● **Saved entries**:
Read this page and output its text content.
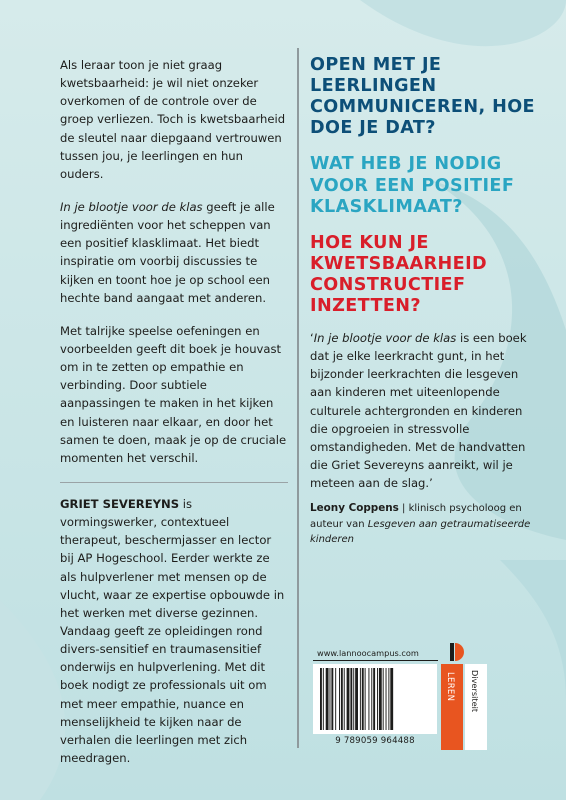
Als leraar toon je niet graag kwetsbaarheid: je wil niet onzeker overkomen of de controle over de groep verliezen. Toch is kwetsbaarheid de sleutel naar diepgaand vertrouwen tussen jou, je leerlingen en hun ouders.

In je blootje voor de klas geeft je alle ingrediënten voor het scheppen van een positief klasklimaat. Het biedt inspiratie om voorbij discussies te kijken en toont hoe je op school een hechte band aangaat met anderen.

Met talrijke speelse oefeningen en voorbeelden geeft dit boek je houvast om in te zetten op empathie en verbinding. Door subtiele aanpassingen te maken in het kijken en luisteren naar elkaar, en door het samen te doen, maak je op de cruciale momenten het verschil.

GRIET SEVEREYNS is vormingswerker, contextueel therapeut, beschermjasser en lector bij AP Hogeschool. Eerder werkte ze als hulpverlener met mensen op de vlucht, waar ze expertise opbouwde in het werken met diverse gezinnen. Vandaag geeft ze opleidingen rond divers-sensitief en traumasensitief onderwijs en hulpverlening. Met dit boek nodigt ze professionals uit om met meer empathie, nuance en menselijkheid te kijken naar de verhalen die leerlingen met zich meedragen.

OPEN MET JE LEERLINGEN COMMUNICEREN, HOE DOE JE DAT?
WAT HEB JE NODIG VOOR EEN POSITIEF KLASKLIMAAT?
HOE KUN JE KWETSBAARHEID CONSTRUCTIEF INZETTEN?
‘In je blootje voor de klas is een boek dat je elke leerkracht gunt, in het bijzonder leerkrachten die lesgeven aan kinderen met uiteenlopende culturele achtergronden en kinderen die opgroeien in stressvolle omstandigheden. Met de handvatten die Griet Severeyns aanreikt, wil je meteen aan de slag.’
Leony Coppens | klinisch psycholoog en auteur van Lesgeven aan getraumatiseerde kinderen
www.lannoocampus.com
9 789059 964488
LEREN Diversiteit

● **Problem**: Locate all lines in the listing above with the word "kinderen". Copy them.

● **Output below**:
‘In je blootje voor de klas is een boek dat je elke leerkracht gunt, in het bijzonder leerkrachten die lesgeven aan kinderen met uiteenlopende culturele achtergronden en kinderen die opgroeien in stressvolle omstandigheden. Met de handvatten die Griet Severeyns aanreikt, wil je meteen aan de slag.’
Leony Coppens | klinisch psycholoog en auteur van Lesgeven aan getraumatiseerde kinderen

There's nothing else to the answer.